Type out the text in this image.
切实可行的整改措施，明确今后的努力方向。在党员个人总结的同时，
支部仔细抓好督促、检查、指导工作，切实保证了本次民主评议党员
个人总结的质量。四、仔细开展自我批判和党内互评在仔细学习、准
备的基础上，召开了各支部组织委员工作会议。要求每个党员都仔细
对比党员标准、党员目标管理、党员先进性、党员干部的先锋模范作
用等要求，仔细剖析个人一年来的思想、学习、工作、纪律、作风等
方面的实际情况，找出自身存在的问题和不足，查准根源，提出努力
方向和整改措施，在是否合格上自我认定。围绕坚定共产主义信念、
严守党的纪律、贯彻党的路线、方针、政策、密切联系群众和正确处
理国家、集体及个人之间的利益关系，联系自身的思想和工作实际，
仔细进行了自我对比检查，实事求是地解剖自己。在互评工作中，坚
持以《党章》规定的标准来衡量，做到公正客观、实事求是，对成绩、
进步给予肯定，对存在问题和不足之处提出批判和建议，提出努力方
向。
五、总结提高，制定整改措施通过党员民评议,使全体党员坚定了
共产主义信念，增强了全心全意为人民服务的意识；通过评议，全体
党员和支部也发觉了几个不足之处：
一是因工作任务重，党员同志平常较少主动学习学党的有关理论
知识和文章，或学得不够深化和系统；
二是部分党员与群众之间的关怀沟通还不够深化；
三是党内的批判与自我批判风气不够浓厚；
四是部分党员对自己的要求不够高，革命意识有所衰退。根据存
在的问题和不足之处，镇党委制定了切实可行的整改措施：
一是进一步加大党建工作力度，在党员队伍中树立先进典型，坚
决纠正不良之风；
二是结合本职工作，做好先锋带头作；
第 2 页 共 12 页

——

■ TASK TO COMPLETE ■
Set down the entries above again, word for word.

■ THE RESPONSE ■
Type out the text in this image.
切实可行的整改措施，明确今后的努力方向。在党员个人总结的同时，
支部仔细抓好督促、检查、指导工作，切实保证了本次民主评议党员
个人总结的质量。四、仔细开展自我批判和党内互评在仔细学习、准
备的基础上，召开了各支部组织委员工作会议。要求每个党员都仔细
对比党员标准、党员目标管理、党员先进性、党员干部的先锋模范作
用等要求，仔细剖析个人一年来的思想、学习、工作、纪律、作风等
方面的实际情况，找出自身存在的问题和不足，查准根源，提出努力
方向和整改措施，在是否合格上自我认定。围绕坚定共产主义信念、
严守党的纪律、贯彻党的路线、方针、政策、密切联系群众和正确处
理国家、集体及个人之间的利益关系，联系自身的思想和工作实际，
仔细进行了自我对比检查，实事求是地解剖自己。在互评工作中，坚
持以《党章》规定的标准来衡量，做到公正客观、实事求是，对成绩、
进步给予肯定，对存在问题和不足之处提出批判和建议，提出努力方
向。
五、总结提高，制定整改措施通过党员民评议,使全体党员坚定了
共产主义信念，增强了全心全意为人民服务的意识；通过评议，全体
党员和支部也发觉了几个不足之处：
一是因工作任务重，党员同志平常较少主动学习学党的有关理论
知识和文章，或学得不够深化和系统；
二是部分党员与群众之间的关怀沟通还不够深化；
三是党内的批判与自我批判风气不够浓厚；
四是部分党员对自己的要求不够高，革命意识有所衰退。根据存
在的问题和不足之处，镇党委制定了切实可行的整改措施：
一是进一步加大党建工作力度，在党员队伍中树立先进典型，坚
决纠正不良之风；
二是结合本职工作，做好先锋带头作；
第 2 页 共 12 页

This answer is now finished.